[Data items]
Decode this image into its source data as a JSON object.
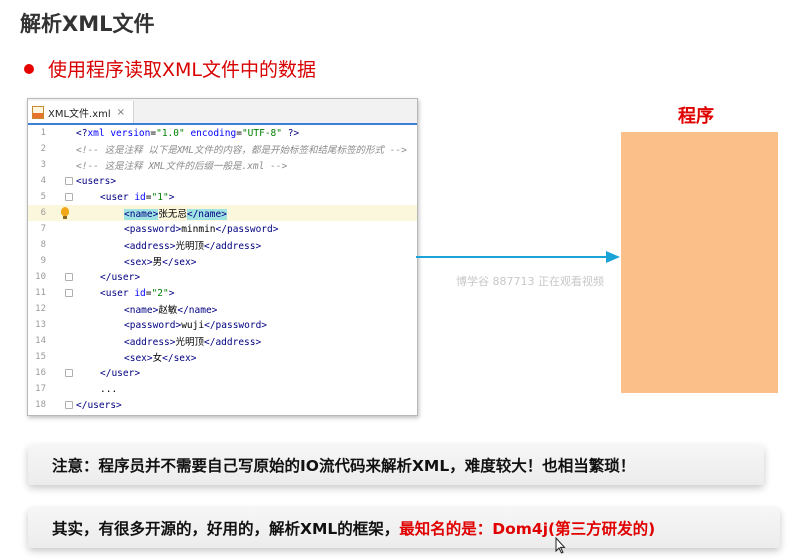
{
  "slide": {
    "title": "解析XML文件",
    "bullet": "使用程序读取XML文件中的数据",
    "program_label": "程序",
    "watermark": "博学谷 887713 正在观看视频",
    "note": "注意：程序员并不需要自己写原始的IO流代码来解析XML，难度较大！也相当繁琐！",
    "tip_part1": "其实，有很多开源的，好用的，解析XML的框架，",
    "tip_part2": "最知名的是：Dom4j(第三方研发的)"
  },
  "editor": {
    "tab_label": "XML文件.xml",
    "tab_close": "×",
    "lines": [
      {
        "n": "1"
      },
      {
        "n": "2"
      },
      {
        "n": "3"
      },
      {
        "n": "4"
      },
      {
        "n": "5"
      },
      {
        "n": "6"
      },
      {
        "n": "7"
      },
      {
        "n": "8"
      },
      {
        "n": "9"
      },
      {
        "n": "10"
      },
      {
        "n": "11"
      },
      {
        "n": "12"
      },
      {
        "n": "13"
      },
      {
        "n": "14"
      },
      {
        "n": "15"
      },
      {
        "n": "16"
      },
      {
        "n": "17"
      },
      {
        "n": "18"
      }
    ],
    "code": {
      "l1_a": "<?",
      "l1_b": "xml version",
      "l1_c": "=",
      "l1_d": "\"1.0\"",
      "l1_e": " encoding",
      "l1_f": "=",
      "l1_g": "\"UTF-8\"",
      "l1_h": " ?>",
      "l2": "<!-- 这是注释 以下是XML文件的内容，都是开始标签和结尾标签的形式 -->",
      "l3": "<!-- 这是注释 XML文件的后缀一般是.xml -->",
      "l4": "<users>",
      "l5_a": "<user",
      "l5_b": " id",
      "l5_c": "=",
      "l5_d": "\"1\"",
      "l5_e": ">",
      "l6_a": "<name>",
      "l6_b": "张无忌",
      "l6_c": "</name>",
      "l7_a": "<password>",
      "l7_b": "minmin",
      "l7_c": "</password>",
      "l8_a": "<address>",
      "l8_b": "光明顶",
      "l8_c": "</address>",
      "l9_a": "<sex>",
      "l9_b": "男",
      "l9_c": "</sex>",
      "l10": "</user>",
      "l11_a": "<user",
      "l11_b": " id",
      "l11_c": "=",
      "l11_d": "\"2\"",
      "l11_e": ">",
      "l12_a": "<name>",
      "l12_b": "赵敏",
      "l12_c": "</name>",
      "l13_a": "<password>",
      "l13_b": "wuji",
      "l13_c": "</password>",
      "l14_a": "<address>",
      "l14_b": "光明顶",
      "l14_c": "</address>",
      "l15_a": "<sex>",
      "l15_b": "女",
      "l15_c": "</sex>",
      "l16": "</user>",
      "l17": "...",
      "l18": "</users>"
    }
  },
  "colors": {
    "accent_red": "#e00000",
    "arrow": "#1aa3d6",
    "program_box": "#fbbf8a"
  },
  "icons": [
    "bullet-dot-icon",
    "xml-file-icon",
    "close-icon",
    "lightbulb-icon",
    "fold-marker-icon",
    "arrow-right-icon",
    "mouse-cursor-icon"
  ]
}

What is being asked >> List the lines of the entries that include "address".

Result for this task >>
      "l8_a": "<address>",
      "l8_c": "</address>",
      "l14_a": "<address>",
      "l14_c": "</address>",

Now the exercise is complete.